(begin)
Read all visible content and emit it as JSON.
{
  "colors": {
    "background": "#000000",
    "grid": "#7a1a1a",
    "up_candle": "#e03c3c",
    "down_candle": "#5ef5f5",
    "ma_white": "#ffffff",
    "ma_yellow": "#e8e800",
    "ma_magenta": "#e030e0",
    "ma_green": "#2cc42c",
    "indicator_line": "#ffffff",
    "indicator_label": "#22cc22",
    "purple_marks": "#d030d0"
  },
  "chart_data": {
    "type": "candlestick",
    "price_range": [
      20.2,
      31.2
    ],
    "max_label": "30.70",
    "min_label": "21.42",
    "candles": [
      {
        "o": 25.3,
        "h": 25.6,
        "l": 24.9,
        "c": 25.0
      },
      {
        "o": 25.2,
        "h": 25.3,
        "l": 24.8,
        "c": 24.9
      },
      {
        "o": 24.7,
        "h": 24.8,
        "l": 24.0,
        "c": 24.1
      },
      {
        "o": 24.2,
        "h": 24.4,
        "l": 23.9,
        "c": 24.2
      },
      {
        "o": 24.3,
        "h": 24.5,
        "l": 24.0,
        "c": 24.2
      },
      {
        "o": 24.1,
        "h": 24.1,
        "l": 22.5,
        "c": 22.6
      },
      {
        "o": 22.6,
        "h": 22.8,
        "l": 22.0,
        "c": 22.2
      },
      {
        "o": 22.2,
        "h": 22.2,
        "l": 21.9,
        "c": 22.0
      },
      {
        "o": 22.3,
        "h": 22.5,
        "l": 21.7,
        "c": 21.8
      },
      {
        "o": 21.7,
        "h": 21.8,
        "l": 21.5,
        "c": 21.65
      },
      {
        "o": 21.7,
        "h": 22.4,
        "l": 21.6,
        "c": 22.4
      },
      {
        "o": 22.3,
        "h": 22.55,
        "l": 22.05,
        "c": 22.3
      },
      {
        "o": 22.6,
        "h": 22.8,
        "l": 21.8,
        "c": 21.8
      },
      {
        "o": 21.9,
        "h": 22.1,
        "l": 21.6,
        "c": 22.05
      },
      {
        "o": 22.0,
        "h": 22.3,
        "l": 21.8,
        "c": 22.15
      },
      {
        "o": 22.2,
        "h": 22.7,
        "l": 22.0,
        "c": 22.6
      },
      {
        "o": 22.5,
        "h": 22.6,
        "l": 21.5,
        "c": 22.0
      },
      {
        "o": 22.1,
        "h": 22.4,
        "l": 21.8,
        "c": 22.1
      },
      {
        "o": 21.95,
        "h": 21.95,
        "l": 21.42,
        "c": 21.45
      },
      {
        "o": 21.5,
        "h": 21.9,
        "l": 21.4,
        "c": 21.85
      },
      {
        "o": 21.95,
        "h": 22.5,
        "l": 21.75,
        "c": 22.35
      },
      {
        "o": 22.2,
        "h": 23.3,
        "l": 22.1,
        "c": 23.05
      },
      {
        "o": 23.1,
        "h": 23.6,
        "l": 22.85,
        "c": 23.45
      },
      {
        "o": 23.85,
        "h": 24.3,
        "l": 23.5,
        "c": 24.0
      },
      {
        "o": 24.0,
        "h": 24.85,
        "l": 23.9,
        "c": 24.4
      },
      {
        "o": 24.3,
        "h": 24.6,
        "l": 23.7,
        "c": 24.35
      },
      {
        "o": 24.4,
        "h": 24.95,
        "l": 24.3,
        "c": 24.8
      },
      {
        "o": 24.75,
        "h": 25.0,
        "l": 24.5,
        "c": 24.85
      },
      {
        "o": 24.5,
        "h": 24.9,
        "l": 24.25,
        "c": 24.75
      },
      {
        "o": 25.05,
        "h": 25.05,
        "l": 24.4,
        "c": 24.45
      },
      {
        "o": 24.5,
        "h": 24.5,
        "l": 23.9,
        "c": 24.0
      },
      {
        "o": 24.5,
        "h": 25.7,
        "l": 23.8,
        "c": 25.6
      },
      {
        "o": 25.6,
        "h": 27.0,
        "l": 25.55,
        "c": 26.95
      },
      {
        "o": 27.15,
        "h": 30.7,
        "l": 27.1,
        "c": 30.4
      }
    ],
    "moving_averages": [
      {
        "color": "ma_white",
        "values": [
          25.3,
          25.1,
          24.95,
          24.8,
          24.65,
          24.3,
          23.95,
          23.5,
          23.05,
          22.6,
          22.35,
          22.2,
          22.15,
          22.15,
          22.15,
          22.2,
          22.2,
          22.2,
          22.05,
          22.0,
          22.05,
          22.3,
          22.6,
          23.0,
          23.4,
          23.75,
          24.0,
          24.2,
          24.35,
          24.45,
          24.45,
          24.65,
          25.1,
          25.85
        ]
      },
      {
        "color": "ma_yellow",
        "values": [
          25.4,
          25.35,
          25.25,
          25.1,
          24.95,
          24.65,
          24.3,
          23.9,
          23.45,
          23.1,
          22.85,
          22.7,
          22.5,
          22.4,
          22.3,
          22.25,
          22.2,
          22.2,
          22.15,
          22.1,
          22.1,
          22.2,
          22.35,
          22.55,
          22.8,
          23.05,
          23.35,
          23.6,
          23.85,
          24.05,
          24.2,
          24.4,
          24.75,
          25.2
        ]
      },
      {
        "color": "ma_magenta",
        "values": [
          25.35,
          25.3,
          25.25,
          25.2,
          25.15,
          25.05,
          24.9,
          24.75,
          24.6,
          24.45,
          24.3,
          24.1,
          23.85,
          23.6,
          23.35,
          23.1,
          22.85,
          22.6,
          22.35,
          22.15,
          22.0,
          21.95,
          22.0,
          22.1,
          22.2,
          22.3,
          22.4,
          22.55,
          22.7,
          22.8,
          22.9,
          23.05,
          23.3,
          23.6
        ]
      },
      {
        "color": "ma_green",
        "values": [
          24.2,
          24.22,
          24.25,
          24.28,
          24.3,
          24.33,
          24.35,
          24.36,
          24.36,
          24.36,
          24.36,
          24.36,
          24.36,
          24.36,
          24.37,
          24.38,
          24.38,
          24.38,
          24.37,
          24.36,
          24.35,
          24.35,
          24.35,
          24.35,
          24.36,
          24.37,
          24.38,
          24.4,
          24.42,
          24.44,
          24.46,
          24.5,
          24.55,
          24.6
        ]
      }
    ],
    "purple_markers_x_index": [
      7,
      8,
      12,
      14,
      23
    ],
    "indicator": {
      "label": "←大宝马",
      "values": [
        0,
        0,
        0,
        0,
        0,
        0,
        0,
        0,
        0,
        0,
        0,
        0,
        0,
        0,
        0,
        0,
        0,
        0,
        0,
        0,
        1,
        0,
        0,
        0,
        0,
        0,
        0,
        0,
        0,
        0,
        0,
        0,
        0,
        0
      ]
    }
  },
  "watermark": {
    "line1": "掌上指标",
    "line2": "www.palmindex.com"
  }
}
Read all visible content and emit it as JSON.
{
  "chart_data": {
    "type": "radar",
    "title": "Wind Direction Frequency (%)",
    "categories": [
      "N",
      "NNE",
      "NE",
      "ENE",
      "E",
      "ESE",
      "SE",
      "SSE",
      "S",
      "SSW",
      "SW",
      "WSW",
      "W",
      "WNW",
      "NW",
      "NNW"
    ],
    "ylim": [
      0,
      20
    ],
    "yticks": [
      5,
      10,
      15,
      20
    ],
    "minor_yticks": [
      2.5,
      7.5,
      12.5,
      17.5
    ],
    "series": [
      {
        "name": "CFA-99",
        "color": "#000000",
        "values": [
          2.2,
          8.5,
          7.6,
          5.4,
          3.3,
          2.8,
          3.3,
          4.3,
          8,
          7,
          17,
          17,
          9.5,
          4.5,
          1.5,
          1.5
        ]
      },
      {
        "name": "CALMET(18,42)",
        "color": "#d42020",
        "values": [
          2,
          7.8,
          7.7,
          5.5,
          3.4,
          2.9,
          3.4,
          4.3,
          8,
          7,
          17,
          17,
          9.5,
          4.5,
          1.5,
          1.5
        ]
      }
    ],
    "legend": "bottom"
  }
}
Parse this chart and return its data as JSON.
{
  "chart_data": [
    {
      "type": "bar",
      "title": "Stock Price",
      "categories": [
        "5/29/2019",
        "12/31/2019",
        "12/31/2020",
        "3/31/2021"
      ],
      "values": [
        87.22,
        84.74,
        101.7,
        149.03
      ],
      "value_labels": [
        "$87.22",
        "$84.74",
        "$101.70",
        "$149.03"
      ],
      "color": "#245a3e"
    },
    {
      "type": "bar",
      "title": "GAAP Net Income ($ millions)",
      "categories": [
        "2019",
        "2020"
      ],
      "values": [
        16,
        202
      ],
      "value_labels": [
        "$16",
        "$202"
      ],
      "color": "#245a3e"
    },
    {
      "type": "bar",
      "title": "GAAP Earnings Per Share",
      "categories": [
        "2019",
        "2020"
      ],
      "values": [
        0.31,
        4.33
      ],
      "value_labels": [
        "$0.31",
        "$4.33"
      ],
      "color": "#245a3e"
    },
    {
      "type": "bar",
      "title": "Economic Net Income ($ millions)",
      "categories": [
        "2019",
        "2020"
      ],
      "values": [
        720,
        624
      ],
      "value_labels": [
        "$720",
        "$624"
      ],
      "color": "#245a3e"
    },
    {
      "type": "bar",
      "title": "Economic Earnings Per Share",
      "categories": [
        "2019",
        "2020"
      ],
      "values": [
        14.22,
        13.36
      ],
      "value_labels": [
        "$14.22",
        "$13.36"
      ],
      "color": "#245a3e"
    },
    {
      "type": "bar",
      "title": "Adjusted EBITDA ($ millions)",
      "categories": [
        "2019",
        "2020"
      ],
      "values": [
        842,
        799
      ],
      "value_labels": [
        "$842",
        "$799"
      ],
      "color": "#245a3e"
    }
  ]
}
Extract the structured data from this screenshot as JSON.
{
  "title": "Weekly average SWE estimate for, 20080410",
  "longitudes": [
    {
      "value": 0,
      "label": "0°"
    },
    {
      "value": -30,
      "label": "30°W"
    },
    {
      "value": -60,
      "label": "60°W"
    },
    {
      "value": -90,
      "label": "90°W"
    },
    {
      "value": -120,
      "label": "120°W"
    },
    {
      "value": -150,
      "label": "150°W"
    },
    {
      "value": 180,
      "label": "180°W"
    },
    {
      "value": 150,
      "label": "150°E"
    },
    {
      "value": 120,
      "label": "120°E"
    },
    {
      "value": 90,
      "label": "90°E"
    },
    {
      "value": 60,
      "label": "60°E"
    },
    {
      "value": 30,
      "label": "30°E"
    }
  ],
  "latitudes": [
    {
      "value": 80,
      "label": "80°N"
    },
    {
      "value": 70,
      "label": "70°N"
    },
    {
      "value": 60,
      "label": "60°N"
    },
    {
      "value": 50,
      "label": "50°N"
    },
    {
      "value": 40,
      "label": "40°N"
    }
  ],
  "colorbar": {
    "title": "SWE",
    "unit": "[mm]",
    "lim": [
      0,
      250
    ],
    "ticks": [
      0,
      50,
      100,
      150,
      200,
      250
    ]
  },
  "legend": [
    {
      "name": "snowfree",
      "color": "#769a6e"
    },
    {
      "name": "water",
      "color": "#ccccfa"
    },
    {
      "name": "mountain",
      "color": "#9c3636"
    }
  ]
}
(end)
### Required task
Output the line containing "Extract the structured" and all lines after it to the end of the records, exactly as given.

### Solved exercise
Extract the structured data from this screenshot as JSON.
{
  "title": "Weekly average SWE estimate for, 20080410",
  "longitudes": [
    {
      "value": 0,
      "label": "0°"
    },
    {
      "value": -30,
      "label": "30°W"
    },
    {
      "value": -60,
      "label": "60°W"
    },
    {
      "value": -90,
      "label": "90°W"
    },
    {
      "value": -120,
      "label": "120°W"
    },
    {
      "value": -150,
      "label": "150°W"
    },
    {
      "value": 180,
      "label": "180°W"
    },
    {
      "value": 150,
      "label": "150°E"
    },
    {
      "value": 120,
      "label": "120°E"
    },
    {
      "value": 90,
      "label": "90°E"
    },
    {
      "value": 60,
      "label": "60°E"
    },
    {
      "value": 30,
      "label": "30°E"
    }
  ],
  "latitudes": [
    {
      "value": 80,
      "label": "80°N"
    },
    {
      "value": 70,
      "label": "70°N"
    },
    {
      "value": 60,
      "label": "60°N"
    },
    {
      "value": 50,
      "label": "50°N"
    },
    {
      "value": 40,
      "label": "40°N"
    }
  ],
  "colorbar": {
    "title": "SWE",
    "unit": "[mm]",
    "lim": [
      0,
      250
    ],
    "ticks": [
      0,
      50,
      100,
      150,
      200,
      250
    ]
  },
  "legend": [
    {
      "name": "snowfree",
      "color": "#769a6e"
    },
    {
      "name": "water",
      "color": "#ccccfa"
    },
    {
      "name": "mountain",
      "color": "#9c3636"
    }
  ]
}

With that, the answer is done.